Print the data below verbatim, reproducing every line without any change.

— begin —

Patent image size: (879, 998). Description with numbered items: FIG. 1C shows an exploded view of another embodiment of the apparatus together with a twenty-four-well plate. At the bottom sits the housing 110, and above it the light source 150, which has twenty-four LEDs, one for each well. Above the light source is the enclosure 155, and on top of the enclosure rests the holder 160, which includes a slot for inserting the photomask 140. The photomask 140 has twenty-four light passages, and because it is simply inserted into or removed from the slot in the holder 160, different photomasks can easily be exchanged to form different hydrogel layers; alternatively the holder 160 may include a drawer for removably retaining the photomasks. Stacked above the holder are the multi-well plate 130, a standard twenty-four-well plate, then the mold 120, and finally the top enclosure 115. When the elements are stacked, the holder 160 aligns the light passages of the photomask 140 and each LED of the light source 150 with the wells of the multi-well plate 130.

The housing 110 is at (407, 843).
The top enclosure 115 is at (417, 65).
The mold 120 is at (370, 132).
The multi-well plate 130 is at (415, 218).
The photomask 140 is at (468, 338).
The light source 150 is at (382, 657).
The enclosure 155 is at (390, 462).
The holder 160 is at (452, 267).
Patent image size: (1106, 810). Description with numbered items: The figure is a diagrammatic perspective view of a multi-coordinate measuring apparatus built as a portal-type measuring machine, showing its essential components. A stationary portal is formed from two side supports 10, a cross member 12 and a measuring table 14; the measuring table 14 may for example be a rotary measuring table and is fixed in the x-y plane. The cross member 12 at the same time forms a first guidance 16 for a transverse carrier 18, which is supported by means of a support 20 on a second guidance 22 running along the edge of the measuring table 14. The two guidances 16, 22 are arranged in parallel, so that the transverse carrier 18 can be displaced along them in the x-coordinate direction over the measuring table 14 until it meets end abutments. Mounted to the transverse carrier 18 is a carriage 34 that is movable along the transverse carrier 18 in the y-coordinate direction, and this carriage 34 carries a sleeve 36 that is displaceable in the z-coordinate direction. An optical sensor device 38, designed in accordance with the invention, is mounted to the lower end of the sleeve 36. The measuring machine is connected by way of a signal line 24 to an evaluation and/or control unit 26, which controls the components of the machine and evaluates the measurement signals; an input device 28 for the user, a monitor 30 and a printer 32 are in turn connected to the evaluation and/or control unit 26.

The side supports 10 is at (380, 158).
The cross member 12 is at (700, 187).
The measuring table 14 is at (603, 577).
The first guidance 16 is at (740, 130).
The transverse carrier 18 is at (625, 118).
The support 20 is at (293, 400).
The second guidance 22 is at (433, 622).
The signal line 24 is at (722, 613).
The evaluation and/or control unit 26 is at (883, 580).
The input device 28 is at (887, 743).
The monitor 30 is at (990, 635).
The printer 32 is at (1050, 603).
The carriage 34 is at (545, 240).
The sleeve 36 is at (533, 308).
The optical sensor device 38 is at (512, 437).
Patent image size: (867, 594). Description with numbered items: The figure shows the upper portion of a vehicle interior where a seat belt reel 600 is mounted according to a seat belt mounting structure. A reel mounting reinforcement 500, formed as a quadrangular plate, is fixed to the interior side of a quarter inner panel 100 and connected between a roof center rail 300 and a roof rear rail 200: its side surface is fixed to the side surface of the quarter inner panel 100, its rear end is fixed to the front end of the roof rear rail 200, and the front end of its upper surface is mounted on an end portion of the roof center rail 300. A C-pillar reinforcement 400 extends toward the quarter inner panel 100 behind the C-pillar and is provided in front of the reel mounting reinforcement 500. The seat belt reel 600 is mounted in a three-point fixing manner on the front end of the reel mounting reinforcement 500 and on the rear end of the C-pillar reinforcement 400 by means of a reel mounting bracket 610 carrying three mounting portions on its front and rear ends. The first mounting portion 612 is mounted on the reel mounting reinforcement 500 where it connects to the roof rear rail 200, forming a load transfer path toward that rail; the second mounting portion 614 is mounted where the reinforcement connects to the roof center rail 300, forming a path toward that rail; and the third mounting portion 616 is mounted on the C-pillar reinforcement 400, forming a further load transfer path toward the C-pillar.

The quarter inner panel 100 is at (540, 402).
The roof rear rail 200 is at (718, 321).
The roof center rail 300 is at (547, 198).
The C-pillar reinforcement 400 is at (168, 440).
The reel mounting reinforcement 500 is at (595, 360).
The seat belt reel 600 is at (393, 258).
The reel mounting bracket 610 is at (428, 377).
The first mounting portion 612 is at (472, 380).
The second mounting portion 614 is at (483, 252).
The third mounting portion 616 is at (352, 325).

— end —

- Complete response -
Patent image size: (879, 998). Description with numbered items: FIG. 1C shows an exploded view of another embodiment of the apparatus together with a twenty-four-well plate. At the bottom sits the housing 110, and above it the light source 150, which has twenty-four LEDs, one for each well. Above the light source is the enclosure 155, and on top of the enclosure rests the holder 160, which includes a slot for inserting the photomask 140. The photomask 140 has twenty-four light passages, and because it is simply inserted into or removed from the slot in the holder 160, different photomasks can easily be exchanged to form different hydrogel layers; alternatively the holder 160 may include a drawer for removably retaining the photomasks. Stacked above the holder are the multi-well plate 130, a standard twenty-four-well plate, then the mold 120, and finally the top enclosure 115. When the elements are stacked, the holder 160 aligns the light passages of the photomask 140 and each LED of the light source 150 with the wells of the multi-well plate 130.

The housing 110 is at (407, 843).
The top enclosure 115 is at (417, 65).
The mold 120 is at (370, 132).
The multi-well plate 130 is at (415, 218).
The photomask 140 is at (468, 338).
The light source 150 is at (382, 657).
The enclosure 155 is at (390, 462).
The holder 160 is at (452, 267).
Patent image size: (1106, 810). Description with numbered items: The figure is a diagrammatic perspective view of a multi-coordinate measuring apparatus built as a portal-type measuring machine, showing its essential components. A stationary portal is formed from two side supports 10, a cross member 12 and a measuring table 14; the measuring table 14 may for example be a rotary measuring table and is fixed in the x-y plane. The cross member 12 at the same time forms a first guidance 16 for a transverse carrier 18, which is supported by means of a support 20 on a second guidance 22 running along the edge of the measuring table 14. The two guidances 16, 22 are arranged in parallel, so that the transverse carrier 18 can be displaced along them in the x-coordinate direction over the measuring table 14 until it meets end abutments. Mounted to the transverse carrier 18 is a carriage 34 that is movable along the transverse carrier 18 in the y-coordinate direction, and this carriage 34 carries a sleeve 36 that is displaceable in the z-coordinate direction. An optical sensor device 38, designed in accordance with the invention, is mounted to the lower end of the sleeve 36. The measuring machine is connected by way of a signal line 24 to an evaluation and/or control unit 26, which controls the components of the machine and evaluates the measurement signals; an input device 28 for the user, a monitor 30 and a printer 32 are in turn connected to the evaluation and/or control unit 26.

The side supports 10 is at (380, 158).
The cross member 12 is at (700, 187).
The measuring table 14 is at (603, 577).
The first guidance 16 is at (740, 130).
The transverse carrier 18 is at (625, 118).
The support 20 is at (293, 400).
The second guidance 22 is at (433, 622).
The signal line 24 is at (722, 613).
The evaluation and/or control unit 26 is at (883, 580).
The input device 28 is at (887, 743).
The monitor 30 is at (990, 635).
The printer 32 is at (1050, 603).
The carriage 34 is at (545, 240).
The sleeve 36 is at (533, 308).
The optical sensor device 38 is at (512, 437).
Patent image size: (867, 594). Description with numbered items: The figure shows the upper portion of a vehicle interior where a seat belt reel 600 is mounted according to a seat belt mounting structure. A reel mounting reinforcement 500, formed as a quadrangular plate, is fixed to the interior side of a quarter inner panel 100 and connected between a roof center rail 300 and a roof rear rail 200: its side surface is fixed to the side surface of the quarter inner panel 100, its rear end is fixed to the front end of the roof rear rail 200, and the front end of its upper surface is mounted on an end portion of the roof center rail 300. A C-pillar reinforcement 400 extends toward the quarter inner panel 100 behind the C-pillar and is provided in front of the reel mounting reinforcement 500. The seat belt reel 600 is mounted in a three-point fixing manner on the front end of the reel mounting reinforcement 500 and on the rear end of the C-pillar reinforcement 400 by means of a reel mounting bracket 610 carrying three mounting portions on its front and rear ends. The first mounting portion 612 is mounted on the reel mounting reinforcement 500 where it connects to the roof rear rail 200, forming a load transfer path toward that rail; the second mounting portion 614 is mounted where the reinforcement connects to the roof center rail 300, forming a path toward that rail; and the third mounting portion 616 is mounted on the C-pillar reinforcement 400, forming a further load transfer path toward the C-pillar.

The quarter inner panel 100 is at (540, 402).
The roof rear rail 200 is at (718, 321).
The roof center rail 300 is at (547, 198).
The C-pillar reinforcement 400 is at (168, 440).
The reel mounting reinforcement 500 is at (595, 360).
The seat belt reel 600 is at (393, 258).
The reel mounting bracket 610 is at (428, 377).
The first mounting portion 612 is at (472, 380).
The second mounting portion 614 is at (483, 252).
The third mounting portion 616 is at (352, 325).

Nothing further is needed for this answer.